Copy out every line of the records below word for word, in the same order.

* _Listed entries_:
[Begin]
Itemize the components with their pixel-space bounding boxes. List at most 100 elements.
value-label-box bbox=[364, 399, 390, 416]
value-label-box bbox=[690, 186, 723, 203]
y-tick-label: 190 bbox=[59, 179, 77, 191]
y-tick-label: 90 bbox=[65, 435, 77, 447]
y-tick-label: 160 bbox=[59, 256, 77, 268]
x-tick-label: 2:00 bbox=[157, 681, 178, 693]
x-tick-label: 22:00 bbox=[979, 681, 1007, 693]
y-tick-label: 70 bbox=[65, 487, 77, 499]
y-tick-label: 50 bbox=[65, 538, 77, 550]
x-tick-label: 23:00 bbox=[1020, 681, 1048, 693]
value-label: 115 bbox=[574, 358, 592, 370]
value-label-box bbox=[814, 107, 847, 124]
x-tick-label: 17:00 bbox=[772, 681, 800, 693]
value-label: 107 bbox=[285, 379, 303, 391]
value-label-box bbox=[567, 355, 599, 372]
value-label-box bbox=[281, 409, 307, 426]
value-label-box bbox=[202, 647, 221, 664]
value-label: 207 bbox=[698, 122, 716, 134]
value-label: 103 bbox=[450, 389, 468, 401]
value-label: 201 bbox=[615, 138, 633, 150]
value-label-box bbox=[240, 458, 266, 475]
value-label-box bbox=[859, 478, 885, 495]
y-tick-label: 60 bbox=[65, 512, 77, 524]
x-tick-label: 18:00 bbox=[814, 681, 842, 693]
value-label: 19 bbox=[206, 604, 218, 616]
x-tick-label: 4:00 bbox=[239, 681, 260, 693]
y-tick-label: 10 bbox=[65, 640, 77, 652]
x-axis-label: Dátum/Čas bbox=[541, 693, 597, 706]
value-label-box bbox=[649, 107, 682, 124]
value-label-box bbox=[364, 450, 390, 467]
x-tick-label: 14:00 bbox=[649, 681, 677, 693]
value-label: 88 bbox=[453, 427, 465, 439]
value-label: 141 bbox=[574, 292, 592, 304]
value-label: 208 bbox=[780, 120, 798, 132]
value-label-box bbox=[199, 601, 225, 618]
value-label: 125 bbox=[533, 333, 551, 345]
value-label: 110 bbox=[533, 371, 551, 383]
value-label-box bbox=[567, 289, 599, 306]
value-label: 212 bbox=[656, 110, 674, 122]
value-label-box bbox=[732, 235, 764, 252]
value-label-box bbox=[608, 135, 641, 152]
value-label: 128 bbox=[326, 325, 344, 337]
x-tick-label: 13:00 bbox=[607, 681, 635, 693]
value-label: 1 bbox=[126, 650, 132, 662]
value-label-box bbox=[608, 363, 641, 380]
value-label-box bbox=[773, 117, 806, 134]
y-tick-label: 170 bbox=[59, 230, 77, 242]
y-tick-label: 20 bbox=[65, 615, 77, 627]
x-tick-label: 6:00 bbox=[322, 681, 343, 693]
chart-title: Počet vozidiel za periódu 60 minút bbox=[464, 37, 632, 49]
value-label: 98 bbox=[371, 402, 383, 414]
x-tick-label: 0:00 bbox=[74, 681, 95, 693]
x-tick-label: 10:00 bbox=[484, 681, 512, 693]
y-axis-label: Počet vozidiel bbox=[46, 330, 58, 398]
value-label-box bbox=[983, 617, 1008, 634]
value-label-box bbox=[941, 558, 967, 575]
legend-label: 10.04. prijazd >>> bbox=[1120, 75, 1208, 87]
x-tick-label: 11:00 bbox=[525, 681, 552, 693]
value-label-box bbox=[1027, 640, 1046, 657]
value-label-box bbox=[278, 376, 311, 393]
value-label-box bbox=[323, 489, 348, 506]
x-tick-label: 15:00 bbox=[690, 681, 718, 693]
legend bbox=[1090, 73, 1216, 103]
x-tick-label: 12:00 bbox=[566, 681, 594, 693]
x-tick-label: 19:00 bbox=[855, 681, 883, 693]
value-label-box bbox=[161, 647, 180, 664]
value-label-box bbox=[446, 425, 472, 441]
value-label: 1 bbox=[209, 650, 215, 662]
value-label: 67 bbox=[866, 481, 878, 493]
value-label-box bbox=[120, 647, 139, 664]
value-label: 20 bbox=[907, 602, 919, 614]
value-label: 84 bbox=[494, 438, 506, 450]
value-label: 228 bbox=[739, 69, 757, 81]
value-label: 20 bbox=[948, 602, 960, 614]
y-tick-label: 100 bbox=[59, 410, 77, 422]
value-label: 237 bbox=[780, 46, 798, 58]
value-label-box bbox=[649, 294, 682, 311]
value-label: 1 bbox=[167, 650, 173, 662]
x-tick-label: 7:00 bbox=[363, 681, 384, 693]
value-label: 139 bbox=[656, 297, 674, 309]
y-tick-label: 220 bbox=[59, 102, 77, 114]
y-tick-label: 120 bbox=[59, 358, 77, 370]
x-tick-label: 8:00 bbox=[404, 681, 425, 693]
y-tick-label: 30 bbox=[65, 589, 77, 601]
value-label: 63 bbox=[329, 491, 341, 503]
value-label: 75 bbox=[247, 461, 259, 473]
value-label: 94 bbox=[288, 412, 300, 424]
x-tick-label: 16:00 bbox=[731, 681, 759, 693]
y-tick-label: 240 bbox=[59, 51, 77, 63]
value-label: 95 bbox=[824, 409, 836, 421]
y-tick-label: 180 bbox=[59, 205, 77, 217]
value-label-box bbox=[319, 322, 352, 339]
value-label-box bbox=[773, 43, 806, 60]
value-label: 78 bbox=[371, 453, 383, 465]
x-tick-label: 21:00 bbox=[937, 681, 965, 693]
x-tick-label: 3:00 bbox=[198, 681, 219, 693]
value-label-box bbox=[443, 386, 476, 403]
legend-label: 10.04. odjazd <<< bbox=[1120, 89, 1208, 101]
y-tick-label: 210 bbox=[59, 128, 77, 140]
[End]
* _Correct result_:
Itemize the components with their pixel-space bounding boxes. List at most 100 elements.
value-label-box bbox=[364, 399, 390, 416]
value-label-box bbox=[690, 186, 723, 203]
y-tick-label: 190 bbox=[59, 179, 77, 191]
y-tick-label: 90 bbox=[65, 435, 77, 447]
y-tick-label: 160 bbox=[59, 256, 77, 268]
x-tick-label: 2:00 bbox=[157, 681, 178, 693]
x-tick-label: 22:00 bbox=[979, 681, 1007, 693]
y-tick-label: 70 bbox=[65, 487, 77, 499]
y-tick-label: 50 bbox=[65, 538, 77, 550]
x-tick-label: 23:00 bbox=[1020, 681, 1048, 693]
value-label: 115 bbox=[574, 358, 592, 370]
value-label-box bbox=[814, 107, 847, 124]
x-tick-label: 17:00 bbox=[772, 681, 800, 693]
value-label: 107 bbox=[285, 379, 303, 391]
value-label-box bbox=[567, 355, 599, 372]
value-label-box bbox=[281, 409, 307, 426]
value-label-box bbox=[202, 647, 221, 664]
value-label: 207 bbox=[698, 122, 716, 134]
value-label: 103 bbox=[450, 389, 468, 401]
value-label: 201 bbox=[615, 138, 633, 150]
value-label-box bbox=[240, 458, 266, 475]
value-label-box bbox=[859, 478, 885, 495]
y-tick-label: 60 bbox=[65, 512, 77, 524]
x-tick-label: 18:00 bbox=[814, 681, 842, 693]
value-label: 19 bbox=[206, 604, 218, 616]
x-tick-label: 4:00 bbox=[239, 681, 260, 693]
y-tick-label: 10 bbox=[65, 640, 77, 652]
x-axis-label: Dátum/Čas bbox=[541, 693, 597, 706]
value-label-box bbox=[649, 107, 682, 124]
value-label-box bbox=[364, 450, 390, 467]
x-tick-label: 14:00 bbox=[649, 681, 677, 693]
value-label: 88 bbox=[453, 427, 465, 439]
value-label: 141 bbox=[574, 292, 592, 304]
value-label: 208 bbox=[780, 120, 798, 132]
value-label-box bbox=[199, 601, 225, 618]
value-label: 125 bbox=[533, 333, 551, 345]
value-label: 110 bbox=[533, 371, 551, 383]
value-label-box bbox=[567, 289, 599, 306]
value-label: 212 bbox=[656, 110, 674, 122]
value-label-box bbox=[732, 235, 764, 252]
value-label-box bbox=[608, 135, 641, 152]
value-label: 128 bbox=[326, 325, 344, 337]
x-tick-label: 13:00 bbox=[607, 681, 635, 693]
value-label: 1 bbox=[126, 650, 132, 662]
value-label-box bbox=[608, 363, 641, 380]
value-label-box bbox=[773, 117, 806, 134]
y-tick-label: 170 bbox=[59, 230, 77, 242]
y-tick-label: 20 bbox=[65, 615, 77, 627]
x-tick-label: 6:00 bbox=[322, 681, 343, 693]
chart-title: Počet vozidiel za periódu 60 minút bbox=[464, 37, 632, 49]
value-label: 98 bbox=[371, 402, 383, 414]
x-tick-label: 0:00 bbox=[74, 681, 95, 693]
x-tick-label: 10:00 bbox=[484, 681, 512, 693]
y-axis-label: Počet vozidiel bbox=[46, 330, 58, 398]
value-label-box bbox=[983, 617, 1008, 634]
value-label-box bbox=[941, 558, 967, 575]
legend-label: 10.04. prijazd >>> bbox=[1120, 75, 1208, 87]
x-tick-label: 11:00 bbox=[525, 681, 552, 693]
value-label-box bbox=[1027, 640, 1046, 657]
value-label-box bbox=[278, 376, 311, 393]
value-label-box bbox=[323, 489, 348, 506]
x-tick-label: 15:00 bbox=[690, 681, 718, 693]
legend bbox=[1090, 73, 1216, 103]
x-tick-label: 12:00 bbox=[566, 681, 594, 693]
x-tick-label: 19:00 bbox=[855, 681, 883, 693]
value-label-box bbox=[161, 647, 180, 664]
value-label-box bbox=[446, 425, 472, 441]
value-label: 1 bbox=[209, 650, 215, 662]
value-label: 67 bbox=[866, 481, 878, 493]
value-label-box bbox=[120, 647, 139, 664]
value-label: 20 bbox=[907, 602, 919, 614]
value-label: 84 bbox=[494, 438, 506, 450]
value-label: 228 bbox=[739, 69, 757, 81]
value-label: 20 bbox=[948, 602, 960, 614]
y-tick-label: 100 bbox=[59, 410, 77, 422]
value-label: 237 bbox=[780, 46, 798, 58]
value-label-box bbox=[649, 294, 682, 311]
value-label: 1 bbox=[167, 650, 173, 662]
x-tick-label: 7:00 bbox=[363, 681, 384, 693]
value-label: 139 bbox=[656, 297, 674, 309]
y-tick-label: 220 bbox=[59, 102, 77, 114]
y-tick-label: 120 bbox=[59, 358, 77, 370]
x-tick-label: 8:00 bbox=[404, 681, 425, 693]
y-tick-label: 30 bbox=[65, 589, 77, 601]
value-label: 63 bbox=[329, 491, 341, 503]
value-label: 75 bbox=[247, 461, 259, 473]
value-label: 94 bbox=[288, 412, 300, 424]
x-tick-label: 16:00 bbox=[731, 681, 759, 693]
y-tick-label: 240 bbox=[59, 51, 77, 63]
value-label: 95 bbox=[824, 409, 836, 421]
y-tick-label: 180 bbox=[59, 205, 77, 217]
value-label-box bbox=[319, 322, 352, 339]
value-label-box bbox=[773, 43, 806, 60]
value-label: 78 bbox=[371, 453, 383, 465]
x-tick-label: 21:00 bbox=[937, 681, 965, 693]
x-tick-label: 3:00 bbox=[198, 681, 219, 693]
value-label-box bbox=[443, 386, 476, 403]
legend-label: 10.04. odjazd <<< bbox=[1120, 89, 1208, 101]
y-tick-label: 210 bbox=[59, 128, 77, 140]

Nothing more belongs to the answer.